STATED TASK: Copy out all of the material exactly as presented.

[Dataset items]
■ ■ ■ ■

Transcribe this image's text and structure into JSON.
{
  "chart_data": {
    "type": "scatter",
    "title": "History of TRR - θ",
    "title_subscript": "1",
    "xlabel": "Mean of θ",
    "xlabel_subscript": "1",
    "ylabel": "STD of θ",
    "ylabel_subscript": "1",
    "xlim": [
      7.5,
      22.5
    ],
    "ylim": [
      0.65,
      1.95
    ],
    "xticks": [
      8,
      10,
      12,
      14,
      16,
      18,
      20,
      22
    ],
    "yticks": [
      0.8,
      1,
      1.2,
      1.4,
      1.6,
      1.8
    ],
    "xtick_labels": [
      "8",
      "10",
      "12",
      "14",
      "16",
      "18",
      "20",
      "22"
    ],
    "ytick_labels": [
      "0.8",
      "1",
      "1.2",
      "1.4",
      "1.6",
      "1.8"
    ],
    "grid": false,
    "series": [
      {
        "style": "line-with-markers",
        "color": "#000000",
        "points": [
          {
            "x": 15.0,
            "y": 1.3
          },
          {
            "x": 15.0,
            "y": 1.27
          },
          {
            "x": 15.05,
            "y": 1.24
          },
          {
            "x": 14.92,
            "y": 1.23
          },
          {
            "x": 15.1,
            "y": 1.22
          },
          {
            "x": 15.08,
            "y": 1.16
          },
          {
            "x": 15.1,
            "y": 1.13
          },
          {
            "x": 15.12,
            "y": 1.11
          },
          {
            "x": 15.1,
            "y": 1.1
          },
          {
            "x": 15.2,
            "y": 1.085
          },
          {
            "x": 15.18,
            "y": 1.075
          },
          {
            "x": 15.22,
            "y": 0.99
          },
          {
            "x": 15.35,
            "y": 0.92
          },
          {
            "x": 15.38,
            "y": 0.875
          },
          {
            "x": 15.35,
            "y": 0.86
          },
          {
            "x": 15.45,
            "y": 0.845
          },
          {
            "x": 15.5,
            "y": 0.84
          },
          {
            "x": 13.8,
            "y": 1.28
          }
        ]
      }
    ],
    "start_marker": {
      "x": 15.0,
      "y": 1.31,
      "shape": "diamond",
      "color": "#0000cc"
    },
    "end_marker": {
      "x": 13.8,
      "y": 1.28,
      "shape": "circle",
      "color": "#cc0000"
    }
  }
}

■ ■ ■ ■

ANSWER FOR THE TASK:
Transcribe this image's text and structure into JSON.
{
  "chart_data": {
    "type": "scatter",
    "title": "History of TRR - θ",
    "title_subscript": "1",
    "xlabel": "Mean of θ",
    "xlabel_subscript": "1",
    "ylabel": "STD of θ",
    "ylabel_subscript": "1",
    "xlim": [
      7.5,
      22.5
    ],
    "ylim": [
      0.65,
      1.95
    ],
    "xticks": [
      8,
      10,
      12,
      14,
      16,
      18,
      20,
      22
    ],
    "yticks": [
      0.8,
      1,
      1.2,
      1.4,
      1.6,
      1.8
    ],
    "xtick_labels": [
      "8",
      "10",
      "12",
      "14",
      "16",
      "18",
      "20",
      "22"
    ],
    "ytick_labels": [
      "0.8",
      "1",
      "1.2",
      "1.4",
      "1.6",
      "1.8"
    ],
    "grid": false,
    "series": [
      {
        "style": "line-with-markers",
        "color": "#000000",
        "points": [
          {
            "x": 15.0,
            "y": 1.3
          },
          {
            "x": 15.0,
            "y": 1.27
          },
          {
            "x": 15.05,
            "y": 1.24
          },
          {
            "x": 14.92,
            "y": 1.23
          },
          {
            "x": 15.1,
            "y": 1.22
          },
          {
            "x": 15.08,
            "y": 1.16
          },
          {
            "x": 15.1,
            "y": 1.13
          },
          {
            "x": 15.12,
            "y": 1.11
          },
          {
            "x": 15.1,
            "y": 1.1
          },
          {
            "x": 15.2,
            "y": 1.085
          },
          {
            "x": 15.18,
            "y": 1.075
          },
          {
            "x": 15.22,
            "y": 0.99
          },
          {
            "x": 15.35,
            "y": 0.92
          },
          {
            "x": 15.38,
            "y": 0.875
          },
          {
            "x": 15.35,
            "y": 0.86
          },
          {
            "x": 15.45,
            "y": 0.845
          },
          {
            "x": 15.5,
            "y": 0.84
          },
          {
            "x": 13.8,
            "y": 1.28
          }
        ]
      }
    ],
    "start_marker": {
      "x": 15.0,
      "y": 1.31,
      "shape": "diamond",
      "color": "#0000cc"
    },
    "end_marker": {
      "x": 13.8,
      "y": 1.28,
      "shape": "circle",
      "color": "#cc0000"
    }
  }
}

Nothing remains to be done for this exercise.